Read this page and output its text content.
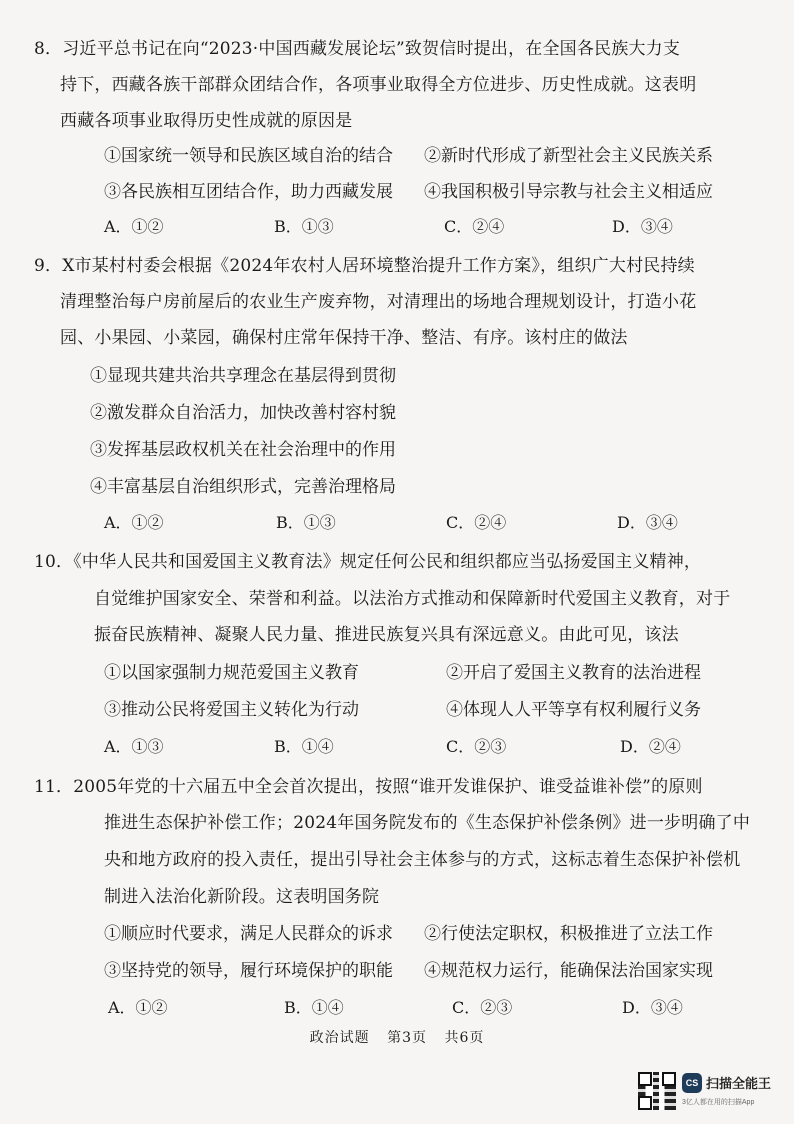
8．习近平总书记在向“2023·中国西藏发展论坛”致贺信时提出，在全国各民族大力支
持下，西藏各族干部群众团结合作，各项事业取得全方位进步、历史性成就。这表明
西藏各项事业取得历史性成就的原因是
①国家统一领导和民族区域自治的结合 ②新时代形成了新型社会主义民族关系
③各民族相互团结合作，助力西藏发展 ④我国积极引导宗教与社会主义相适应
A．①②	B．①③	C．②④	D．③④
9．X市某村村委会根据《2024年农村人居环境整治提升工作方案》，组织广大村民持续
清理整治每户房前屋后的农业生产废弃物，对清理出的场地合理规划设计，打造小花
园、小果园、小菜园，确保村庄常年保持干净、整洁、有序。该村庄的做法
①显现共建共治共享理念在基层得到贯彻
②激发群众自治活力，加快改善村容村貌
③发挥基层政权机关在社会治理中的作用
④丰富基层自治组织形式，完善治理格局
A．①②	B．①③	C．②④	D．③④
10．《中华人民共和国爱国主义教育法》规定任何公民和组织都应当弘扬爱国主义精神，
自觉维护国家安全、荣誉和利益。以法治方式推动和保障新时代爱国主义教育，对于
振奋民族精神、凝聚人民力量、推进民族复兴具有深远意义。由此可见，该法
①以国家强制力规范爱国主义教育	②开启了爱国主义教育的法治进程
③推动公民将爱国主义转化为行动	④体现人人平等享有权利履行义务
A．①③	B．①④	C．②③	D．②④
11．2005年党的十六届五中全会首次提出，按照“谁开发谁保护、谁受益谁补偿”的原则
推进生态保护补偿工作；2024年国务院发布的《生态保护补偿条例》进一步明确了中
央和地方政府的投入责任，提出引导社会主体参与的方式，这标志着生态保护补偿机
制进入法治化新阶段。这表明国务院
①顺应时代要求，满足人民群众的诉求 ②行使法定职权，积极推进了立法工作
③坚持党的领导，履行环境保护的职能 ④规范权力运行，能确保法治国家实现
A．①②	B．①④	C．②③	D．③④
政治试题 第3页 共6页
CS 扫描全能王
3亿人都在用的扫描App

==================================================

What to produce :: Skip the images and write out the rest of the listing exactly.

Worked solution ::
Read this page and output its text content.
8．习近平总书记在向“2023·中国西藏发展论坛”致贺信时提出，在全国各民族大力支
持下，西藏各族干部群众团结合作，各项事业取得全方位进步、历史性成就。这表明
西藏各项事业取得历史性成就的原因是
①国家统一领导和民族区域自治的结合 ②新时代形成了新型社会主义民族关系
③各民族相互团结合作，助力西藏发展 ④我国积极引导宗教与社会主义相适应
A．①②	B．①③	C．②④	D．③④
9．X市某村村委会根据《2024年农村人居环境整治提升工作方案》，组织广大村民持续
清理整治每户房前屋后的农业生产废弃物，对清理出的场地合理规划设计，打造小花
园、小果园、小菜园，确保村庄常年保持干净、整洁、有序。该村庄的做法
①显现共建共治共享理念在基层得到贯彻
②激发群众自治活力，加快改善村容村貌
③发挥基层政权机关在社会治理中的作用
④丰富基层自治组织形式，完善治理格局
A．①②	B．①③	C．②④	D．③④
10．《中华人民共和国爱国主义教育法》规定任何公民和组织都应当弘扬爱国主义精神，
自觉维护国家安全、荣誉和利益。以法治方式推动和保障新时代爱国主义教育，对于
振奋民族精神、凝聚人民力量、推进民族复兴具有深远意义。由此可见，该法
①以国家强制力规范爱国主义教育	②开启了爱国主义教育的法治进程
③推动公民将爱国主义转化为行动	④体现人人平等享有权利履行义务
A．①③	B．①④	C．②③	D．②④
11．2005年党的十六届五中全会首次提出，按照“谁开发谁保护、谁受益谁补偿”的原则
推进生态保护补偿工作；2024年国务院发布的《生态保护补偿条例》进一步明确了中
央和地方政府的投入责任，提出引导社会主体参与的方式，这标志着生态保护补偿机
制进入法治化新阶段。这表明国务院
①顺应时代要求，满足人民群众的诉求 ②行使法定职权，积极推进了立法工作
③坚持党的领导，履行环境保护的职能 ④规范权力运行，能确保法治国家实现
A．①②	B．①④	C．②③	D．③④
政治试题 第3页 共6页
CS 扫描全能王
3亿人都在用的扫描App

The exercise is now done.